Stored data
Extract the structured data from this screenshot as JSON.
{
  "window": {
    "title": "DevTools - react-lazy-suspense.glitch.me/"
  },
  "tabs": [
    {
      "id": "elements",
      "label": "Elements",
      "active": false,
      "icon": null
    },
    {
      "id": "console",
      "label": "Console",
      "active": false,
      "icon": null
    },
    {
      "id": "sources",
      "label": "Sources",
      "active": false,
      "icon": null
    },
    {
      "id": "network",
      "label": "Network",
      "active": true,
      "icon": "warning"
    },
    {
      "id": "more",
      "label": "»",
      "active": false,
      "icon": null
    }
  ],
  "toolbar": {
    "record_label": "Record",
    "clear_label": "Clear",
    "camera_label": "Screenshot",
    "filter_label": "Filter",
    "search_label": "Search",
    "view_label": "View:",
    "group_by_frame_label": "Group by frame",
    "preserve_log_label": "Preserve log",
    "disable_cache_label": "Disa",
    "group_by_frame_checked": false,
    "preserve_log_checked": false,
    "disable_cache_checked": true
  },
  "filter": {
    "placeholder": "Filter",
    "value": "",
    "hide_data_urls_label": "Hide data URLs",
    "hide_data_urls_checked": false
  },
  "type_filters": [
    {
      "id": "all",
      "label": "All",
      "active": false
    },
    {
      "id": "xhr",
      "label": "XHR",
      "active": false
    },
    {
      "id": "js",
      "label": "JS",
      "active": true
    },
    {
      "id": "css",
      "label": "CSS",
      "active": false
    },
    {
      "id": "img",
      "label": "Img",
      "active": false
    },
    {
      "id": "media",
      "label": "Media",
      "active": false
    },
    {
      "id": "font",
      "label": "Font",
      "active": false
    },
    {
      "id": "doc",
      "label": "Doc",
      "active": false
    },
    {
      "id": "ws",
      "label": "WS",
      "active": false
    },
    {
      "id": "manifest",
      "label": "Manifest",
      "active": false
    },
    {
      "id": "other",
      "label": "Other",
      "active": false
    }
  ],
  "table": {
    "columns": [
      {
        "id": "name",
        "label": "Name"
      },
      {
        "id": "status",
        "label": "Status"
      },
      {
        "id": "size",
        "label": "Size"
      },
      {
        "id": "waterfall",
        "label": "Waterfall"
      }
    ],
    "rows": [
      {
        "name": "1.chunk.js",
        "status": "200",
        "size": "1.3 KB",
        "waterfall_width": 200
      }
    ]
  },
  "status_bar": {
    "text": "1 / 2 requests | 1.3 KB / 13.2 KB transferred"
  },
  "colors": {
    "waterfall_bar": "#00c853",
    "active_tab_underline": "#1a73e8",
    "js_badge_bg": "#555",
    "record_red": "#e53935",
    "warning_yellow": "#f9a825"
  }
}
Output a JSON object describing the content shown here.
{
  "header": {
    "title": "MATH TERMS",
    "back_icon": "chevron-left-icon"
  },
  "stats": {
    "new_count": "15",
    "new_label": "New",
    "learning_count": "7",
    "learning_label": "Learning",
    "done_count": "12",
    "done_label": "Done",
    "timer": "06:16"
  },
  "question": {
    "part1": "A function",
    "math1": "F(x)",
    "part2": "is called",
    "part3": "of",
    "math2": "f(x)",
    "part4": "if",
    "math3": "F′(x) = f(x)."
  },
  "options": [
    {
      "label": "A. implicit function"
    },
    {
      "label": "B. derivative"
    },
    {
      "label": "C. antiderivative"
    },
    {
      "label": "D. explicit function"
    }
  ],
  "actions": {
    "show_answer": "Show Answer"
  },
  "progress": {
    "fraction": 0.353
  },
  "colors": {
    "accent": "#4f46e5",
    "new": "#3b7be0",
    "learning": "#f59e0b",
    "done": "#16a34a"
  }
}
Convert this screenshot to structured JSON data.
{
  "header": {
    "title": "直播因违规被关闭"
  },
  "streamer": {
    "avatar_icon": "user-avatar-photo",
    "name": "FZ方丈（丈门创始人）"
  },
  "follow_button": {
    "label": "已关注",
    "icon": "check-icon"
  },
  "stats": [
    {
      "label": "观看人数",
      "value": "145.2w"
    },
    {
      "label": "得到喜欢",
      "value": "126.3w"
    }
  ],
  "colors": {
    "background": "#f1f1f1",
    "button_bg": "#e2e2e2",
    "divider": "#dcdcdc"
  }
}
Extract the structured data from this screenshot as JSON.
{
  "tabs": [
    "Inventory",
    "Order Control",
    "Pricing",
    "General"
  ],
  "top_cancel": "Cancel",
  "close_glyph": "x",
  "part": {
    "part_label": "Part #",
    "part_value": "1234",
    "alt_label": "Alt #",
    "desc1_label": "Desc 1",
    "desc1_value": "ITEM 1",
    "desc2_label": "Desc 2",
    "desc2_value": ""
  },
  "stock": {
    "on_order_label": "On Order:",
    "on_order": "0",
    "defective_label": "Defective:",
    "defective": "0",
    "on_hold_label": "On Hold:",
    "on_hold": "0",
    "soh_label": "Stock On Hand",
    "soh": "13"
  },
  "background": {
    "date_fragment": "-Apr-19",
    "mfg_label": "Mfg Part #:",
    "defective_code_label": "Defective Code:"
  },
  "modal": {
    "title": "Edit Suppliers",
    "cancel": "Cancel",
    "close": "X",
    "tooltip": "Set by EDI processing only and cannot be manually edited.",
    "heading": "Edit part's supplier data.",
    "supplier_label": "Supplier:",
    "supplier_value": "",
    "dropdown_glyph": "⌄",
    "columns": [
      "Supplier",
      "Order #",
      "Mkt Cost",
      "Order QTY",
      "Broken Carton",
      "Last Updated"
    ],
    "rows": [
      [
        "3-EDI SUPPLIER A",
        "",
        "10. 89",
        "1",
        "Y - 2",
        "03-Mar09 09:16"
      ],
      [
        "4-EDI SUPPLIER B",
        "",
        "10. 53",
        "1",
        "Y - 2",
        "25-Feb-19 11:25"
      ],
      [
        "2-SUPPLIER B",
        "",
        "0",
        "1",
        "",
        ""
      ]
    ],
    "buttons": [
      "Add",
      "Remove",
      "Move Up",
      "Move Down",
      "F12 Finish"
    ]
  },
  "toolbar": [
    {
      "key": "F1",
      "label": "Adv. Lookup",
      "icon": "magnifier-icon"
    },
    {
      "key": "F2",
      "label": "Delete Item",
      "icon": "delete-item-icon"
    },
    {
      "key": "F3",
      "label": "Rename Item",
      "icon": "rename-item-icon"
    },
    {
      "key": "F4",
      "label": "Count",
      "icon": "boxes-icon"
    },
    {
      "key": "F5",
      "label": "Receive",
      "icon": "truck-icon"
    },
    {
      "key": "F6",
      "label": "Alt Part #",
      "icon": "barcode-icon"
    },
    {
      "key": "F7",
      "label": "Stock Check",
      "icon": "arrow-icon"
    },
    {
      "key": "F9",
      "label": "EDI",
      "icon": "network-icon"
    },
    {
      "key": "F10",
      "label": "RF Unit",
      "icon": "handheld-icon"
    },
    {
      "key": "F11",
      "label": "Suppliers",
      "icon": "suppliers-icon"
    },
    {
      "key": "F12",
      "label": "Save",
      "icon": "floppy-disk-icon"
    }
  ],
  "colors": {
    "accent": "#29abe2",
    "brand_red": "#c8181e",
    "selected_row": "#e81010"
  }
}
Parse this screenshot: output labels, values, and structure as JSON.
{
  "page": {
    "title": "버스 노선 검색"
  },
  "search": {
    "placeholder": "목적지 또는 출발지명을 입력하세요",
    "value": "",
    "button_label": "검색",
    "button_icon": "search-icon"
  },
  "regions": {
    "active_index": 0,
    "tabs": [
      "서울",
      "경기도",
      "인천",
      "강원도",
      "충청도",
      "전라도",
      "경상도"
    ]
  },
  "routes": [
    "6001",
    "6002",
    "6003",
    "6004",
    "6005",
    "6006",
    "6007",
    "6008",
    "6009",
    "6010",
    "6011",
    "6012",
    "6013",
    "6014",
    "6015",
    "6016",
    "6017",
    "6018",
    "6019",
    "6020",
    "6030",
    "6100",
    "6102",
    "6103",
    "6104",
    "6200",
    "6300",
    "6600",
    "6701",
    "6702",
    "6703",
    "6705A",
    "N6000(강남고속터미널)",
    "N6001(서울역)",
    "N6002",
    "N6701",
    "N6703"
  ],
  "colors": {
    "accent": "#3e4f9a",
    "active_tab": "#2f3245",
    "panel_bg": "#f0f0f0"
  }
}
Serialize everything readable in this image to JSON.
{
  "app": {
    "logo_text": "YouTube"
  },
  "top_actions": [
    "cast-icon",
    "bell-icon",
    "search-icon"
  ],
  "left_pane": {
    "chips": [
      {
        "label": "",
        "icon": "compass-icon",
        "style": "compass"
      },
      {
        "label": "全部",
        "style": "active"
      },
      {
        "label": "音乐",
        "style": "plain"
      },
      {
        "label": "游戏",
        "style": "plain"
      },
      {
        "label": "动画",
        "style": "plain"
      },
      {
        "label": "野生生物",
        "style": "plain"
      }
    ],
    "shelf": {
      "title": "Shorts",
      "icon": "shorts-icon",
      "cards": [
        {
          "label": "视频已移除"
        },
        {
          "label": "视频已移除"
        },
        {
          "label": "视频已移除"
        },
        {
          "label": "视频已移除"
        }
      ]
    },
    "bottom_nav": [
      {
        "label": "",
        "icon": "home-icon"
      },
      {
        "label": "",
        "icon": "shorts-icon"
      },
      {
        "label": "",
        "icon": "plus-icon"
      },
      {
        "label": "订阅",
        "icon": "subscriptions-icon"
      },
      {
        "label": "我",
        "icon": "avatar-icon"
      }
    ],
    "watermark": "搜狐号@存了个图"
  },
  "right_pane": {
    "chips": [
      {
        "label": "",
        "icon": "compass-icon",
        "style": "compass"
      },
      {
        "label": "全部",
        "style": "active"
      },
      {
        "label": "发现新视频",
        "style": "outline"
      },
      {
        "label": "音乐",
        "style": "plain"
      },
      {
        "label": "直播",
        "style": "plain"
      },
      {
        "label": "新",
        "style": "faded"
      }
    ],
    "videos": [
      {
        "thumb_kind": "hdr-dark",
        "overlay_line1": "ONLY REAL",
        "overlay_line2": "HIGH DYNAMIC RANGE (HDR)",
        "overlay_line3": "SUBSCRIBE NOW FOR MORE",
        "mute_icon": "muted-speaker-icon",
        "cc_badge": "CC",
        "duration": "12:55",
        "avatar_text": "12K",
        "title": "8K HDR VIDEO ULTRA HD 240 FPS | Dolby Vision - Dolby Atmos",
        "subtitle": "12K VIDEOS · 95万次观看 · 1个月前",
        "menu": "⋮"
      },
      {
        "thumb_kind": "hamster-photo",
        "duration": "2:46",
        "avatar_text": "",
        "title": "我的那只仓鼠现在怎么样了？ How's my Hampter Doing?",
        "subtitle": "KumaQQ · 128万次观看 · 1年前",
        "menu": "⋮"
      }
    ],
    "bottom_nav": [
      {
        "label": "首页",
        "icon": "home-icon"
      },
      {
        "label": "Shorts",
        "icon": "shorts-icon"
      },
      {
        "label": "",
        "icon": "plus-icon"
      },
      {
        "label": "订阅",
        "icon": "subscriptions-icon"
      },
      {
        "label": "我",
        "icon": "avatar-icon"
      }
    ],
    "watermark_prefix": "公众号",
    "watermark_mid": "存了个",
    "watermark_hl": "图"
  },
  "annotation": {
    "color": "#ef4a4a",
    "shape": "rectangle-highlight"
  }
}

Task prompt
Go through the entries above and pull out each line with "function" in it.

Full response
    "part1": "A function",
      "label": "A. implicit function"
      "label": "D. explicit function"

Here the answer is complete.